Go through the records and extract every line with the word "instruments".
╭─ Records provided
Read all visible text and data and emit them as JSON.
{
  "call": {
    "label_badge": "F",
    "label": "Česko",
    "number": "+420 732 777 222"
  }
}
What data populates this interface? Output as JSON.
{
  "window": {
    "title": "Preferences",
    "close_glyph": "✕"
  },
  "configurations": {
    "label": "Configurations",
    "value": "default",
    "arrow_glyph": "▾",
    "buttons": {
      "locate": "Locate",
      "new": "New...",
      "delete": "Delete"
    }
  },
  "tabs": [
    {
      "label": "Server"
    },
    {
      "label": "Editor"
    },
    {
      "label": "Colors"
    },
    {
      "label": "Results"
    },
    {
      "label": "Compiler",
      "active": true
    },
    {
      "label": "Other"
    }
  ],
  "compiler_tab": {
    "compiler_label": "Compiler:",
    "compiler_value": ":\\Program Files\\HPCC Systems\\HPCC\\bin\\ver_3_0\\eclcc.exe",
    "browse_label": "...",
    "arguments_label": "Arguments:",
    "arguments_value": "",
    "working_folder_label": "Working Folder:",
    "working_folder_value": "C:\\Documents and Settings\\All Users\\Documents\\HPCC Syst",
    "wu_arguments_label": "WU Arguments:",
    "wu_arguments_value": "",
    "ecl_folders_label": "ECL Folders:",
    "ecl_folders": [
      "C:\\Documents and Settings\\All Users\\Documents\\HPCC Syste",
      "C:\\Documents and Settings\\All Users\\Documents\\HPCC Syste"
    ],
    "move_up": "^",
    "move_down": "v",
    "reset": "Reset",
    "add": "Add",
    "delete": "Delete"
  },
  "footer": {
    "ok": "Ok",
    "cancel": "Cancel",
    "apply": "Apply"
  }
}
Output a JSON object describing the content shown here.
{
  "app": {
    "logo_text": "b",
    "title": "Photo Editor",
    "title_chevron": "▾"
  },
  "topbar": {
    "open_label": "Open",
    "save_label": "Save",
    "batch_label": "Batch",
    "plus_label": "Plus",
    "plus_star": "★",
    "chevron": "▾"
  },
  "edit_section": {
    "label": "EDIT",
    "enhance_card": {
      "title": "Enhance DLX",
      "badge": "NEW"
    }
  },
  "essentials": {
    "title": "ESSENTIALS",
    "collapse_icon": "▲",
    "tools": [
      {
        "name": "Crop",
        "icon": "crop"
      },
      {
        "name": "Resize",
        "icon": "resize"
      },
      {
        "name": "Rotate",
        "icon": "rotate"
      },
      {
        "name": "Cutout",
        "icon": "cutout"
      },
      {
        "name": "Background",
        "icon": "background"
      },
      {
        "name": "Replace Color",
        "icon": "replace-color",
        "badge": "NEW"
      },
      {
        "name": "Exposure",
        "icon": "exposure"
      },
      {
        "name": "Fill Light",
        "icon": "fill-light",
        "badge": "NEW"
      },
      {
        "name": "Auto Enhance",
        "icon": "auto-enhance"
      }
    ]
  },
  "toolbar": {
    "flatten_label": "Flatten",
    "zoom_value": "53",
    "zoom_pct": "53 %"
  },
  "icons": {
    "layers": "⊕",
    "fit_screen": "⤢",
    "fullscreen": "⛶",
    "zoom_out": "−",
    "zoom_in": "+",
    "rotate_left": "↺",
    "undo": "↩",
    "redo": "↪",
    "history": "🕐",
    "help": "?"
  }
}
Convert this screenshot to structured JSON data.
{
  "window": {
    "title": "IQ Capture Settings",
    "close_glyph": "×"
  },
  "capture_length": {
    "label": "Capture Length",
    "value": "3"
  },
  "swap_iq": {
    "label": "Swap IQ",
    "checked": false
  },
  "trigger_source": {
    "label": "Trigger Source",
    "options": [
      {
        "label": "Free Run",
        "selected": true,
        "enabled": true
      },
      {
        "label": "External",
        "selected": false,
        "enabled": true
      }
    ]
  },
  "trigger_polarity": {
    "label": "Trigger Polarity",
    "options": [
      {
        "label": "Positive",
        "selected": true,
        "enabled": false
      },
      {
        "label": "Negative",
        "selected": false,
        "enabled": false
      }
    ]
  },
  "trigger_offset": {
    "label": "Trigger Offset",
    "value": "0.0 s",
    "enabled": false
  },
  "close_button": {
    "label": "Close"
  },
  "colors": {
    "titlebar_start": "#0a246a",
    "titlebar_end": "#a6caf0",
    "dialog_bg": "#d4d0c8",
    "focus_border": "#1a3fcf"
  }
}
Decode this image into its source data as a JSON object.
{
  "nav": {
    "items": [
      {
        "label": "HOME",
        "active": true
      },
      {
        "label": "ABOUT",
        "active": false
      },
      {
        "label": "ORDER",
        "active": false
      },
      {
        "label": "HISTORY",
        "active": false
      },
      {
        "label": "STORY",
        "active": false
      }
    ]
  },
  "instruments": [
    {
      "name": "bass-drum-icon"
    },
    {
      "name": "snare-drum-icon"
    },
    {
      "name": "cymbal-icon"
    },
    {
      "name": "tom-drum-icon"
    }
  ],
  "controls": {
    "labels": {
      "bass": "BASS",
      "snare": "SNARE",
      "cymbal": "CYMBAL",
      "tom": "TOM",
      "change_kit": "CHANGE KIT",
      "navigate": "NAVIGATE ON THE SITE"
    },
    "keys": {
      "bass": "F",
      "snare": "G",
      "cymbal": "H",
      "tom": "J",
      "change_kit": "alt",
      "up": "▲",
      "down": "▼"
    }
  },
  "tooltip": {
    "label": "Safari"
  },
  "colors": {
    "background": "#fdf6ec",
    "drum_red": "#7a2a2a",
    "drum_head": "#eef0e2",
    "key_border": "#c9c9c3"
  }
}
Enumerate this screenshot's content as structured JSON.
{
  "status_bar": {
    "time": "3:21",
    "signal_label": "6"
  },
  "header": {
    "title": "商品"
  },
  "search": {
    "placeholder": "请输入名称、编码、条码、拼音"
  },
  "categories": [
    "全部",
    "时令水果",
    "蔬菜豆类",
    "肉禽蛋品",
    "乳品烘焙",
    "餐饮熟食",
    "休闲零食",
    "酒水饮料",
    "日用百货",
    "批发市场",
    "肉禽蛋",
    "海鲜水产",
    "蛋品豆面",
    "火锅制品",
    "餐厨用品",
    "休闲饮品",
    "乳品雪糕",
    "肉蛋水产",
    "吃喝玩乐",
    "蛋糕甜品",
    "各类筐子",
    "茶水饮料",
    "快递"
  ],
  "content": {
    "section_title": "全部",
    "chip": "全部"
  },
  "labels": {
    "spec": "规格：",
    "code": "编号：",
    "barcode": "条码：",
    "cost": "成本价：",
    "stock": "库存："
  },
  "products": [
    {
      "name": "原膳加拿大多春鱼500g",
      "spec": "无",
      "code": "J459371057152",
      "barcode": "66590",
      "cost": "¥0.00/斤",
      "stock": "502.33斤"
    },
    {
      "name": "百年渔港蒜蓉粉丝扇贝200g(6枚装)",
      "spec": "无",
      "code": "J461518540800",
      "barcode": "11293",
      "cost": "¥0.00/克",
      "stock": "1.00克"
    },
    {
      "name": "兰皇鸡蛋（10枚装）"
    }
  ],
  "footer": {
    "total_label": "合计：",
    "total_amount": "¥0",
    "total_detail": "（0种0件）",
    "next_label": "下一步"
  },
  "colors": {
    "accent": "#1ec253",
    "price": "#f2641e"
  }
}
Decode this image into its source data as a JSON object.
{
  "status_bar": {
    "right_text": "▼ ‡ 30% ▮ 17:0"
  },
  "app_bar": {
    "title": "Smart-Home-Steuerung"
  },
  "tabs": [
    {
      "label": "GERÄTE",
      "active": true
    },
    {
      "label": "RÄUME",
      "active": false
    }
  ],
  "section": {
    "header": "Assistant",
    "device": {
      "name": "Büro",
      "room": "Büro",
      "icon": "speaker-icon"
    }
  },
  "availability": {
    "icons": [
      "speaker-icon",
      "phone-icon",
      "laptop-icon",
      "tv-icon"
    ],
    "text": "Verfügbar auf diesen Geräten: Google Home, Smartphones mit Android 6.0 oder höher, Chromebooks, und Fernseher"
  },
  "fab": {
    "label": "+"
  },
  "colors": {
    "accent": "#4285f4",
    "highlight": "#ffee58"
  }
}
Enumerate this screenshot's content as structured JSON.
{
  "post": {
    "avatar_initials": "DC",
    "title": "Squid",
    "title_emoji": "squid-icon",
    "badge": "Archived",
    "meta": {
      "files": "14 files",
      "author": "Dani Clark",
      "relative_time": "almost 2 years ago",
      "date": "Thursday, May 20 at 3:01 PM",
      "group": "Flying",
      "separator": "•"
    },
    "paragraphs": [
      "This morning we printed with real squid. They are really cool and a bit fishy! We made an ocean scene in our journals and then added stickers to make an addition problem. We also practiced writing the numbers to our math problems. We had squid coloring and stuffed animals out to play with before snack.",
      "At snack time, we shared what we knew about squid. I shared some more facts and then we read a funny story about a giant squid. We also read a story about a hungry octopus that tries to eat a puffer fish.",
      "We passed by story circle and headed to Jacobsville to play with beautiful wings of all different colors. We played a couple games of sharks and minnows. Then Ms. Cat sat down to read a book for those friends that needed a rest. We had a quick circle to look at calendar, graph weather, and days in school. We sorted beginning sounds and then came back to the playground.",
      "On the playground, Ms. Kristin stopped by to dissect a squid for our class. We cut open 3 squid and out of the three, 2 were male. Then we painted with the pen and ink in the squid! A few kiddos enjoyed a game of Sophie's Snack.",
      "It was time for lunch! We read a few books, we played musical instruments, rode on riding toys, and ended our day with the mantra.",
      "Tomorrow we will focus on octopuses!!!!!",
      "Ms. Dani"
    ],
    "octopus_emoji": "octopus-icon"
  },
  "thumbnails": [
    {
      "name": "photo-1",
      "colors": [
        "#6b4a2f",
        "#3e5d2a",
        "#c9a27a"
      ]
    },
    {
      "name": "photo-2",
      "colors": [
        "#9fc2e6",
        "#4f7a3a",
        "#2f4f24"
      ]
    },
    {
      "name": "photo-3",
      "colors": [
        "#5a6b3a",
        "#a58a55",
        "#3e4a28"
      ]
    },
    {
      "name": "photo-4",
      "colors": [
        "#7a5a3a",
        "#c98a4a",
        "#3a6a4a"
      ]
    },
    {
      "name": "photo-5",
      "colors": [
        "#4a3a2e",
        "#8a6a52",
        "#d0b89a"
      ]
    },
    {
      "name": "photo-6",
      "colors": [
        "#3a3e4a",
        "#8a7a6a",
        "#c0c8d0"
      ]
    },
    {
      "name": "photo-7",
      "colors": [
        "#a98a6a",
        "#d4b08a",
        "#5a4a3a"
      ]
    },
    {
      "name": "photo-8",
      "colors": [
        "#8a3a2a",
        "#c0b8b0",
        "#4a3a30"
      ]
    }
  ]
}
╰─
- **Output for this task**:
  "instruments": [
      "It was time for lunch! We read a few books, we played musical instruments, rode on riding toys, and ended our day with the mantra.",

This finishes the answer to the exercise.